> [TASK GOAL]:
Note how many lines hold "contact" and report that number by itself.

[Stored entries]
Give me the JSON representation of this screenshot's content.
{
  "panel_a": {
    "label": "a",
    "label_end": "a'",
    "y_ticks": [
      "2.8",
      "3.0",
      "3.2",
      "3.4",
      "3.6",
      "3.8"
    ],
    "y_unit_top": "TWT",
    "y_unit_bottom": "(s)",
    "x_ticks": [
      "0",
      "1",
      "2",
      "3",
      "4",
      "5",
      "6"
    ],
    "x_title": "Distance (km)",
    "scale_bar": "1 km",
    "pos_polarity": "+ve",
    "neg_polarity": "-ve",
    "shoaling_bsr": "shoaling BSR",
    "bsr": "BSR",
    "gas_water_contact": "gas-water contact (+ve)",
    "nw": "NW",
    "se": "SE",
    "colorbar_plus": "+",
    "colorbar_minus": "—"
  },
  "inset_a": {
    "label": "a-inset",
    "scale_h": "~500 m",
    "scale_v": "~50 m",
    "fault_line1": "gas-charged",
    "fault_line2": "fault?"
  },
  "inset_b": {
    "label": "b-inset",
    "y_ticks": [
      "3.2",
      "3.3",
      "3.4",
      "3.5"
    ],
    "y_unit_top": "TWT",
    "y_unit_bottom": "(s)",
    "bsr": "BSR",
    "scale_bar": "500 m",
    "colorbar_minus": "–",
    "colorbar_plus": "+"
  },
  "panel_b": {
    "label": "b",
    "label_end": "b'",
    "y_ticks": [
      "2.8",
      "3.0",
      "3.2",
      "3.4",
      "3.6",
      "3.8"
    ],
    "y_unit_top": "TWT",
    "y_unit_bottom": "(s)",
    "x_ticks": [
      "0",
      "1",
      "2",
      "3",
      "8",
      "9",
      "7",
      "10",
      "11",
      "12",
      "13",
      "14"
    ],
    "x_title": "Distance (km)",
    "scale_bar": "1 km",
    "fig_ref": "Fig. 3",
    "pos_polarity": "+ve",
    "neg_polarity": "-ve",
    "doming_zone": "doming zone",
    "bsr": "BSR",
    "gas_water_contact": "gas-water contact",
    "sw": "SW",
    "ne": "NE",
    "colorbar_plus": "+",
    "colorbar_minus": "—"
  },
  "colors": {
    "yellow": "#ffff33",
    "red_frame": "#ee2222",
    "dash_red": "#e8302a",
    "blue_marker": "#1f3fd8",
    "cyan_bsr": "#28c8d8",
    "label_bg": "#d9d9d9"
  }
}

> [SOLUTION FOR THIS TASK]:
2